━━━━━ Exercise materials

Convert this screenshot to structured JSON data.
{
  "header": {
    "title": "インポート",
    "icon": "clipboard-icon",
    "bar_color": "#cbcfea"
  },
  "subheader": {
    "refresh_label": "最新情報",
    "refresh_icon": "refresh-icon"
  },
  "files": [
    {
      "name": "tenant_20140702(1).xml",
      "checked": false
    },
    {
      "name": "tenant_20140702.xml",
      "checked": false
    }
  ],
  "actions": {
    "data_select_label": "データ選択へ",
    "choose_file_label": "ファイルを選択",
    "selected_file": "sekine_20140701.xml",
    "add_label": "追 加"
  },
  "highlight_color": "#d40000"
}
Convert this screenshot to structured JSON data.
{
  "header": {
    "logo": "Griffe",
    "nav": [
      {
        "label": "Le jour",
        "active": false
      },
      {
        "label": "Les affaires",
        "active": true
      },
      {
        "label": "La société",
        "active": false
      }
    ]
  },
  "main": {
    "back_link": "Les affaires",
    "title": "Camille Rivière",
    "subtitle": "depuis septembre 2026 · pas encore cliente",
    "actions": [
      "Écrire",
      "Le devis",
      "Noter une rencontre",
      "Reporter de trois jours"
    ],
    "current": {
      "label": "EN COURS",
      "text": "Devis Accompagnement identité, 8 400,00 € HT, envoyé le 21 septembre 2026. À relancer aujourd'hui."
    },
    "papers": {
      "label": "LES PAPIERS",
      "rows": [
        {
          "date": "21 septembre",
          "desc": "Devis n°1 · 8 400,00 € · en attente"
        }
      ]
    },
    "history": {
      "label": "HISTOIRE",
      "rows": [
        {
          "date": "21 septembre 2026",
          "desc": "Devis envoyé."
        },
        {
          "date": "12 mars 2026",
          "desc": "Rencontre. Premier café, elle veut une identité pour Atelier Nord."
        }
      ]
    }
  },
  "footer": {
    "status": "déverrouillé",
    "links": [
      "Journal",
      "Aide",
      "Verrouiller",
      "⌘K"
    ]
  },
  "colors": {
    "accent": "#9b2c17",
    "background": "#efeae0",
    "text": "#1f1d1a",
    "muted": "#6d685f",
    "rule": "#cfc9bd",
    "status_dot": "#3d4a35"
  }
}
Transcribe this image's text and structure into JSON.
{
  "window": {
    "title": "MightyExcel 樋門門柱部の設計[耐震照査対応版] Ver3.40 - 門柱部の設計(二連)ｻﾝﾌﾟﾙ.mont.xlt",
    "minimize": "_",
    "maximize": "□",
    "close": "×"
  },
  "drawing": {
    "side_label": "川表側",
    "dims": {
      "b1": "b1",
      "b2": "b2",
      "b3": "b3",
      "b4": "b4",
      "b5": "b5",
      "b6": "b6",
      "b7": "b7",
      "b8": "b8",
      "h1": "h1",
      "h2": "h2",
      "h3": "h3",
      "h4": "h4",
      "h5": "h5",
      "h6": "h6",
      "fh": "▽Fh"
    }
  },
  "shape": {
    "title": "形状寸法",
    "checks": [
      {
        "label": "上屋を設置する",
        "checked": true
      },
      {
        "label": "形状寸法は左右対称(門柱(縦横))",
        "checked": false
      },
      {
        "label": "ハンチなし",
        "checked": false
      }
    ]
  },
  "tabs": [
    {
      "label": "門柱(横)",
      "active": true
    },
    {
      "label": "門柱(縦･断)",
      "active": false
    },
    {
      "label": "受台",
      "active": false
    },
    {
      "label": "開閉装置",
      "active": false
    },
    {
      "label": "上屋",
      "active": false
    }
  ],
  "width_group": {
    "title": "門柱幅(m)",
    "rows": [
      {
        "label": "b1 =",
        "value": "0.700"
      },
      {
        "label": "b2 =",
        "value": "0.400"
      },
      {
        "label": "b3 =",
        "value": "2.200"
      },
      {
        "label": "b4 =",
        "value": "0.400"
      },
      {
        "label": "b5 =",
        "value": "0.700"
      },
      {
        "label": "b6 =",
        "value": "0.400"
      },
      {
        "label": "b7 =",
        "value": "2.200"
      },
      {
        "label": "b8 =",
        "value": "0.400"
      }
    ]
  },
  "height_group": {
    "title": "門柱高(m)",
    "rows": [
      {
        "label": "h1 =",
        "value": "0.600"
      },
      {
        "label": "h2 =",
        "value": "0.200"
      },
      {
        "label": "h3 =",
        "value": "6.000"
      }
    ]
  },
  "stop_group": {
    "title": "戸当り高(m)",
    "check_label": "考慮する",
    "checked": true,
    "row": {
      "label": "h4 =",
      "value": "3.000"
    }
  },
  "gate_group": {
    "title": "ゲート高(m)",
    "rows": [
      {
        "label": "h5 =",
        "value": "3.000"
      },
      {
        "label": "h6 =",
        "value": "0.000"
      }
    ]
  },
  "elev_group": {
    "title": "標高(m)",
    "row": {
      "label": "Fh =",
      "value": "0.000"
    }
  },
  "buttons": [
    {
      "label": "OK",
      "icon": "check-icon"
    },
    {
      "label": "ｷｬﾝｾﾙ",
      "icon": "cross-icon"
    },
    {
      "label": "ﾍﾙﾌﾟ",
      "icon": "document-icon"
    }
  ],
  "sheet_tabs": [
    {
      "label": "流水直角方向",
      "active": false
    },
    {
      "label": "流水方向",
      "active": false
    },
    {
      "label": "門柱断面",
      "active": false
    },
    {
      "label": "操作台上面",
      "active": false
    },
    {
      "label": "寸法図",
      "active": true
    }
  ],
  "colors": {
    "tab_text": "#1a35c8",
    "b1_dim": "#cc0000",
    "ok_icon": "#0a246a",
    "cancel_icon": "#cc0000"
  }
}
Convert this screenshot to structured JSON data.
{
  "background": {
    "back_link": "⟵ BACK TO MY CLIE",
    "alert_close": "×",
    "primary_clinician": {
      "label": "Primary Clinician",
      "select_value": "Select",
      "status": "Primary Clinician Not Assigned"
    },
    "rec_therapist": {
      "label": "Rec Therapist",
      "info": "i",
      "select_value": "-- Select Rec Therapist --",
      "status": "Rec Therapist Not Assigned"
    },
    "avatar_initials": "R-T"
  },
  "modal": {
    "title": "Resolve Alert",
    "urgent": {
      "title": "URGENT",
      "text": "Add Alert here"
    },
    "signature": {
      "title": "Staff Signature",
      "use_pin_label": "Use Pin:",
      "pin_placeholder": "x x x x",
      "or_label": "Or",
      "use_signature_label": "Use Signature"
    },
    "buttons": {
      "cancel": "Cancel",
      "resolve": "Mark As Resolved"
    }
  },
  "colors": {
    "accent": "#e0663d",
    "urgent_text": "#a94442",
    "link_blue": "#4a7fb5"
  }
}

━━━━━━━━━━

Prompt :: Go through the listing and copy all of it exactly.

Exercise answer ::
Convert this screenshot to structured JSON data.
{
  "header": {
    "title": "インポート",
    "icon": "clipboard-icon",
    "bar_color": "#cbcfea"
  },
  "subheader": {
    "refresh_label": "最新情報",
    "refresh_icon": "refresh-icon"
  },
  "files": [
    {
      "name": "tenant_20140702(1).xml",
      "checked": false
    },
    {
      "name": "tenant_20140702.xml",
      "checked": false
    }
  ],
  "actions": {
    "data_select_label": "データ選択へ",
    "choose_file_label": "ファイルを選択",
    "selected_file": "sekine_20140701.xml",
    "add_label": "追 加"
  },
  "highlight_color": "#d40000"
}
Convert this screenshot to structured JSON data.
{
  "header": {
    "logo": "Griffe",
    "nav": [
      {
        "label": "Le jour",
        "active": false
      },
      {
        "label": "Les affaires",
        "active": true
      },
      {
        "label": "La société",
        "active": false
      }
    ]
  },
  "main": {
    "back_link": "Les affaires",
    "title": "Camille Rivière",
    "subtitle": "depuis septembre 2026 · pas encore cliente",
    "actions": [
      "Écrire",
      "Le devis",
      "Noter une rencontre",
      "Reporter de trois jours"
    ],
    "current": {
      "label": "EN COURS",
      "text": "Devis Accompagnement identité, 8 400,00 € HT, envoyé le 21 septembre 2026. À relancer aujourd'hui."
    },
    "papers": {
      "label": "LES PAPIERS",
      "rows": [
        {
          "date": "21 septembre",
          "desc": "Devis n°1 · 8 400,00 € · en attente"
        }
      ]
    },
    "history": {
      "label": "HISTOIRE",
      "rows": [
        {
          "date": "21 septembre 2026",
          "desc": "Devis envoyé."
        },
        {
          "date": "12 mars 2026",
          "desc": "Rencontre. Premier café, elle veut une identité pour Atelier Nord."
        }
      ]
    }
  },
  "footer": {
    "status": "déverrouillé",
    "links": [
      "Journal",
      "Aide",
      "Verrouiller",
      "⌘K"
    ]
  },
  "colors": {
    "accent": "#9b2c17",
    "background": "#efeae0",
    "text": "#1f1d1a",
    "muted": "#6d685f",
    "rule": "#cfc9bd",
    "status_dot": "#3d4a35"
  }
}
Transcribe this image's text and structure into JSON.
{
  "window": {
    "title": "MightyExcel 樋門門柱部の設計[耐震照査対応版] Ver3.40 - 門柱部の設計(二連)ｻﾝﾌﾟﾙ.mont.xlt",
    "minimize": "_",
    "maximize": "□",
    "close": "×"
  },
  "drawing": {
    "side_label": "川表側",
    "dims": {
      "b1": "b1",
      "b2": "b2",
      "b3": "b3",
      "b4": "b4",
      "b5": "b5",
      "b6": "b6",
      "b7": "b7",
      "b8": "b8",
      "h1": "h1",
      "h2": "h2",
      "h3": "h3",
      "h4": "h4",
      "h5": "h5",
      "h6": "h6",
      "fh": "▽Fh"
    }
  },
  "shape": {
    "title": "形状寸法",
    "checks": [
      {
        "label": "上屋を設置する",
        "checked": true
      },
      {
        "label": "形状寸法は左右対称(門柱(縦横))",
        "checked": false
      },
      {
        "label": "ハンチなし",
        "checked": false
      }
    ]
  },
  "tabs": [
    {
      "label": "門柱(横)",
      "active": true
    },
    {
      "label": "門柱(縦･断)",
      "active": false
    },
    {
      "label": "受台",
      "active": false
    },
    {
      "label": "開閉装置",
      "active": false
    },
    {
      "label": "上屋",
      "active": false
    }
  ],
  "width_group": {
    "title": "門柱幅(m)",
    "rows": [
      {
        "label": "b1 =",
        "value": "0.700"
      },
      {
        "label": "b2 =",
        "value": "0.400"
      },
      {
        "label": "b3 =",
        "value": "2.200"
      },
      {
        "label": "b4 =",
        "value": "0.400"
      },
      {
        "label": "b5 =",
        "value": "0.700"
      },
      {
        "label": "b6 =",
        "value": "0.400"
      },
      {
        "label": "b7 =",
        "value": "2.200"
      },
      {
        "label": "b8 =",
        "value": "0.400"
      }
    ]
  },
  "height_group": {
    "title": "門柱高(m)",
    "rows": [
      {
        "label": "h1 =",
        "value": "0.600"
      },
      {
        "label": "h2 =",
        "value": "0.200"
      },
      {
        "label": "h3 =",
        "value": "6.000"
      }
    ]
  },
  "stop_group": {
    "title": "戸当り高(m)",
    "check_label": "考慮する",
    "checked": true,
    "row": {
      "label": "h4 =",
      "value": "3.000"
    }
  },
  "gate_group": {
    "title": "ゲート高(m)",
    "rows": [
      {
        "label": "h5 =",
        "value": "3.000"
      },
      {
        "label": "h6 =",
        "value": "0.000"
      }
    ]
  },
  "elev_group": {
    "title": "標高(m)",
    "row": {
      "label": "Fh =",
      "value": "0.000"
    }
  },
  "buttons": [
    {
      "label": "OK",
      "icon": "check-icon"
    },
    {
      "label": "ｷｬﾝｾﾙ",
      "icon": "cross-icon"
    },
    {
      "label": "ﾍﾙﾌﾟ",
      "icon": "document-icon"
    }
  ],
  "sheet_tabs": [
    {
      "label": "流水直角方向",
      "active": false
    },
    {
      "label": "流水方向",
      "active": false
    },
    {
      "label": "門柱断面",
      "active": false
    },
    {
      "label": "操作台上面",
      "active": false
    },
    {
      "label": "寸法図",
      "active": true
    }
  ],
  "colors": {
    "tab_text": "#1a35c8",
    "b1_dim": "#cc0000",
    "ok_icon": "#0a246a",
    "cancel_icon": "#cc0000"
  }
}
Convert this screenshot to structured JSON data.
{
  "background": {
    "back_link": "⟵ BACK TO MY CLIE",
    "alert_close": "×",
    "primary_clinician": {
      "label": "Primary Clinician",
      "select_value": "Select",
      "status": "Primary Clinician Not Assigned"
    },
    "rec_therapist": {
      "label": "Rec Therapist",
      "info": "i",
      "select_value": "-- Select Rec Therapist --",
      "status": "Rec Therapist Not Assigned"
    },
    "avatar_initials": "R-T"
  },
  "modal": {
    "title": "Resolve Alert",
    "urgent": {
      "title": "URGENT",
      "text": "Add Alert here"
    },
    "signature": {
      "title": "Staff Signature",
      "use_pin_label": "Use Pin:",
      "pin_placeholder": "x x x x",
      "or_label": "Or",
      "use_signature_label": "Use Signature"
    },
    "buttons": {
      "cancel": "Cancel",
      "resolve": "Mark As Resolved"
    }
  },
  "colors": {
    "accent": "#e0663d",
    "urgent_text": "#a94442",
    "link_blue": "#4a7fb5"
  }
}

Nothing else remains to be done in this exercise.